Aim:
Write each line out again exactly as written.

Raw records:
-*-
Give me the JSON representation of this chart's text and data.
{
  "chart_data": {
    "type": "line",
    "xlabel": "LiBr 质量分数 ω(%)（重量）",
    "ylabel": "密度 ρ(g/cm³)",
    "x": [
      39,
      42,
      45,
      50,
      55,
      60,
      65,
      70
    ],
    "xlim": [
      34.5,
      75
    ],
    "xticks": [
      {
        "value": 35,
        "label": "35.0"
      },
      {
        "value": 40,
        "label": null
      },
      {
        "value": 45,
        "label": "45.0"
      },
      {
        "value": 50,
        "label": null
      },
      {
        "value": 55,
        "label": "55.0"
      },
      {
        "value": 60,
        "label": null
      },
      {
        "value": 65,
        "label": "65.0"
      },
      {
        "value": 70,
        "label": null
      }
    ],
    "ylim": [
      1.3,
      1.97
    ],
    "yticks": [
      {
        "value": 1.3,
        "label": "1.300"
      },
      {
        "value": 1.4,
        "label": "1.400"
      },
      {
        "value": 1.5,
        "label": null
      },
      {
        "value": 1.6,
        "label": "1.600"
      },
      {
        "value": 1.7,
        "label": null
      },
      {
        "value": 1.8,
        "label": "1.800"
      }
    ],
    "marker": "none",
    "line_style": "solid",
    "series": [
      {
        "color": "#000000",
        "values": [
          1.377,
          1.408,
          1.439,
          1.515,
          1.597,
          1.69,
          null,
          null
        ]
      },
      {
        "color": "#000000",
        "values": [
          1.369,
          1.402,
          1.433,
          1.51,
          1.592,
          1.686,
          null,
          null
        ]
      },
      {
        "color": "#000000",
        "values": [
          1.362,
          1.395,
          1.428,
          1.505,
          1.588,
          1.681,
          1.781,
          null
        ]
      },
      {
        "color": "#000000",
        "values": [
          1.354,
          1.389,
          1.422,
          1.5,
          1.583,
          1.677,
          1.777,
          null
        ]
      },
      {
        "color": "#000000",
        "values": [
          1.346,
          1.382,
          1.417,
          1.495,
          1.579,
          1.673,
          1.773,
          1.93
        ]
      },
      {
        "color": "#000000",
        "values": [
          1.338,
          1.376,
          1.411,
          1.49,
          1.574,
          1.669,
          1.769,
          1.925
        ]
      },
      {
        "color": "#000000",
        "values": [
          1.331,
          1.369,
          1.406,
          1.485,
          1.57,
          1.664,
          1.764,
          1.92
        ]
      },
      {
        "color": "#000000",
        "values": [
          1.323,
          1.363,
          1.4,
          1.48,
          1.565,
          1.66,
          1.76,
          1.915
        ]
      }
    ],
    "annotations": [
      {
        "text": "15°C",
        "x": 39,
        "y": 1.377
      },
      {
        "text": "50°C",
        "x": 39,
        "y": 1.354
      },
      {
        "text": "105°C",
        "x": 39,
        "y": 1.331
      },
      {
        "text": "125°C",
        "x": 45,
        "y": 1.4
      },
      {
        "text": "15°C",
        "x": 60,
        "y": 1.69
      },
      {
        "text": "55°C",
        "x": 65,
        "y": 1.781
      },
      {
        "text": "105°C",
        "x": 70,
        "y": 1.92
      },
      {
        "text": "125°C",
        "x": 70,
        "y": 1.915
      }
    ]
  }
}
-*-
Answer to this problem:
Give me the JSON representation of this chart's text and data.
{
  "chart_data": {
    "type": "line",
    "xlabel": "LiBr 质量分数 ω(%)（重量）",
    "ylabel": "密度 ρ(g/cm³)",
    "x": [
      39,
      42,
      45,
      50,
      55,
      60,
      65,
      70
    ],
    "xlim": [
      34.5,
      75
    ],
    "xticks": [
      {
        "value": 35,
        "label": "35.0"
      },
      {
        "value": 40,
        "label": null
      },
      {
        "value": 45,
        "label": "45.0"
      },
      {
        "value": 50,
        "label": null
      },
      {
        "value": 55,
        "label": "55.0"
      },
      {
        "value": 60,
        "label": null
      },
      {
        "value": 65,
        "label": "65.0"
      },
      {
        "value": 70,
        "label": null
      }
    ],
    "ylim": [
      1.3,
      1.97
    ],
    "yticks": [
      {
        "value": 1.3,
        "label": "1.300"
      },
      {
        "value": 1.4,
        "label": "1.400"
      },
      {
        "value": 1.5,
        "label": null
      },
      {
        "value": 1.6,
        "label": "1.600"
      },
      {
        "value": 1.7,
        "label": null
      },
      {
        "value": 1.8,
        "label": "1.800"
      }
    ],
    "marker": "none",
    "line_style": "solid",
    "series": [
      {
        "color": "#000000",
        "values": [
          1.377,
          1.408,
          1.439,
          1.515,
          1.597,
          1.69,
          null,
          null
        ]
      },
      {
        "color": "#000000",
        "values": [
          1.369,
          1.402,
          1.433,
          1.51,
          1.592,
          1.686,
          null,
          null
        ]
      },
      {
        "color": "#000000",
        "values": [
          1.362,
          1.395,
          1.428,
          1.505,
          1.588,
          1.681,
          1.781,
          null
        ]
      },
      {
        "color": "#000000",
        "values": [
          1.354,
          1.389,
          1.422,
          1.5,
          1.583,
          1.677,
          1.777,
          null
        ]
      },
      {
        "color": "#000000",
        "values": [
          1.346,
          1.382,
          1.417,
          1.495,
          1.579,
          1.673,
          1.773,
          1.93
        ]
      },
      {
        "color": "#000000",
        "values": [
          1.338,
          1.376,
          1.411,
          1.49,
          1.574,
          1.669,
          1.769,
          1.925
        ]
      },
      {
        "color": "#000000",
        "values": [
          1.331,
          1.369,
          1.406,
          1.485,
          1.57,
          1.664,
          1.764,
          1.92
        ]
      },
      {
        "color": "#000000",
        "values": [
          1.323,
          1.363,
          1.4,
          1.48,
          1.565,
          1.66,
          1.76,
          1.915
        ]
      }
    ],
    "annotations": [
      {
        "text": "15°C",
        "x": 39,
        "y": 1.377
      },
      {
        "text": "50°C",
        "x": 39,
        "y": 1.354
      },
      {
        "text": "105°C",
        "x": 39,
        "y": 1.331
      },
      {
        "text": "125°C",
        "x": 45,
        "y": 1.4
      },
      {
        "text": "15°C",
        "x": 60,
        "y": 1.69
      },
      {
        "text": "55°C",
        "x": 65,
        "y": 1.781
      },
      {
        "text": "105°C",
        "x": 70,
        "y": 1.92
      },
      {
        "text": "125°C",
        "x": 70,
        "y": 1.915
      }
    ]
  }
}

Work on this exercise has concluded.